▸ Aim
In the records below, find each line containing the word "pink" and copy it.

▸ Records provided
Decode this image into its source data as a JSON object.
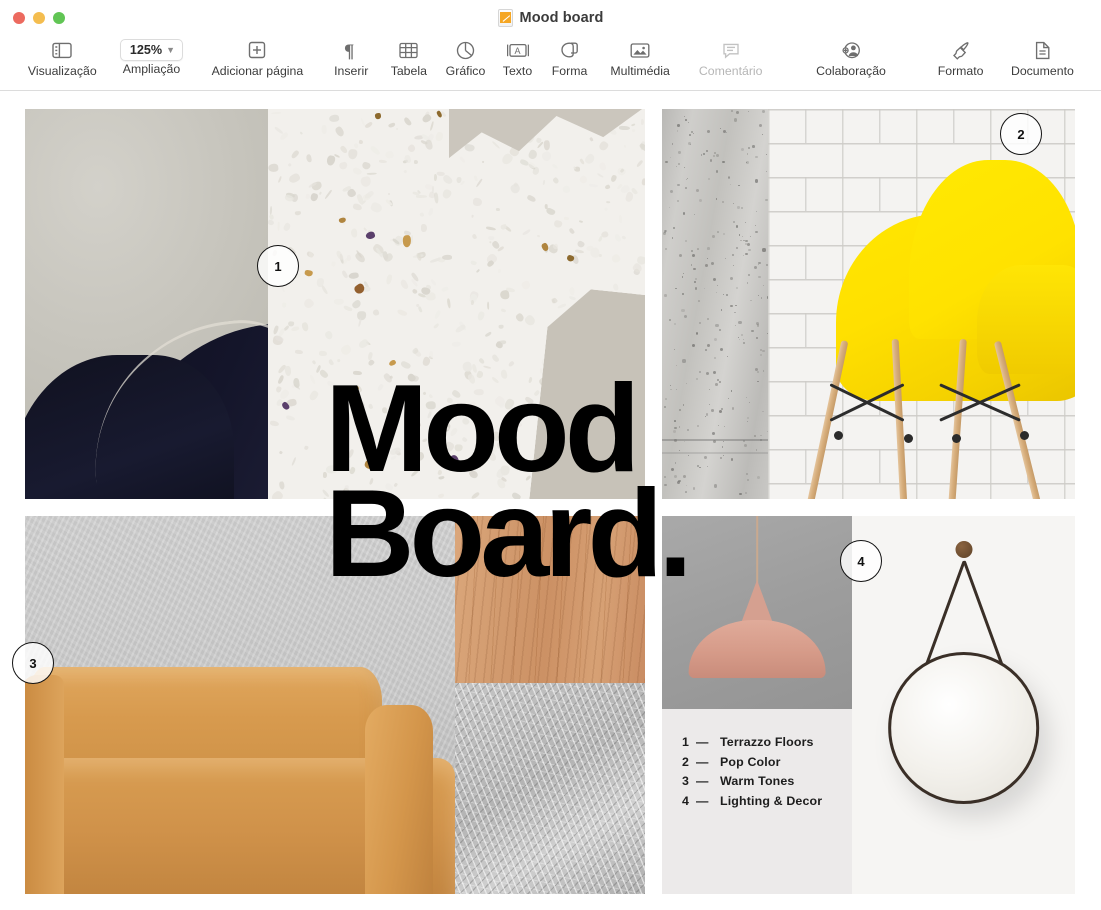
{
  "window": {
    "title": "Mood board",
    "doc_icon": "pages-document-icon",
    "traffic_lights": [
      {
        "name": "close",
        "color": "#ec6a5f"
      },
      {
        "name": "minimize",
        "color": "#f4bd4f"
      },
      {
        "name": "zoom",
        "color": "#61c554"
      }
    ]
  },
  "toolbar": {
    "items": [
      {
        "label": "Visualização",
        "icon": "view-sidebar-icon",
        "name": "view",
        "disabled": false
      },
      {
        "label": "Ampliação",
        "icon": "zoom-level-icon",
        "name": "zoom",
        "disabled": false,
        "value": "125%"
      },
      {
        "label": "Adicionar página",
        "icon": "add-page-icon",
        "name": "add-page",
        "disabled": false
      },
      {
        "label": "Inserir",
        "icon": "pilcrow-icon",
        "name": "insert",
        "disabled": false
      },
      {
        "label": "Tabela",
        "icon": "table-icon",
        "name": "table",
        "disabled": false
      },
      {
        "label": "Gráfico",
        "icon": "chart-pie-icon",
        "name": "chart",
        "disabled": false
      },
      {
        "label": "Texto",
        "icon": "text-box-icon",
        "name": "text",
        "disabled": false
      },
      {
        "label": "Forma",
        "icon": "shape-icon",
        "name": "shape",
        "disabled": false
      },
      {
        "label": "Multimédia",
        "icon": "media-image-icon",
        "name": "media",
        "disabled": false
      },
      {
        "label": "Comentário",
        "icon": "comment-bubble-icon",
        "name": "comment",
        "disabled": true
      },
      {
        "label": "Colaboração",
        "icon": "collaborate-person-icon",
        "name": "collaborate",
        "disabled": false
      },
      {
        "label": "Formato",
        "icon": "format-brush-icon",
        "name": "format",
        "disabled": false
      },
      {
        "label": "Documento",
        "icon": "document-page-icon",
        "name": "document",
        "disabled": false
      }
    ],
    "zoom_value": "125%",
    "zoom_chevron": "chevron-down-icon"
  },
  "document": {
    "headline": "Mood\nBoard.",
    "badges": [
      {
        "number": "1",
        "name": "badge-1-terrazzo"
      },
      {
        "number": "2",
        "name": "badge-2-pop-color"
      },
      {
        "number": "3",
        "name": "badge-3-warm-tones"
      },
      {
        "number": "4",
        "name": "badge-4-lighting-decor"
      }
    ],
    "legend": {
      "dash": "—",
      "rows": [
        {
          "num": "1",
          "text": "Terrazzo Floors"
        },
        {
          "num": "2",
          "text": "Pop Color"
        },
        {
          "num": "3",
          "text": "Warm Tones"
        },
        {
          "num": "4",
          "text": "Lighting & Decor"
        }
      ]
    },
    "images": [
      {
        "name": "image-navy-armchair",
        "alt": "Navy leather armchair on warm grey backdrop"
      },
      {
        "name": "image-white-terrazzo",
        "alt": "White terrazzo stone slab texture"
      },
      {
        "name": "image-concrete-wall",
        "alt": "Grey concrete wall texture strip"
      },
      {
        "name": "image-yellow-chair",
        "alt": "Yellow moulded chair against white brick wall"
      },
      {
        "name": "image-tan-leather-sofa",
        "alt": "Tan leather sofa against grey plaster wall"
      },
      {
        "name": "image-wood-grain",
        "alt": "Warm oak wood grain swatch"
      },
      {
        "name": "image-grey-fur-rug",
        "alt": "Grey shaggy fur rug texture"
      },
      {
        "name": "image-pink-pendant-lamp",
        "alt": "Blush pink pendant lamp on grey wall"
      },
      {
        "name": "image-round-mirror",
        "alt": "Round leather-strap mirror on white wall"
      }
    ]
  }
}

▸ Response to the exercise
        "name": "image-pink-pendant-lamp",
        "alt": "Blush pink pendant lamp on grey wall"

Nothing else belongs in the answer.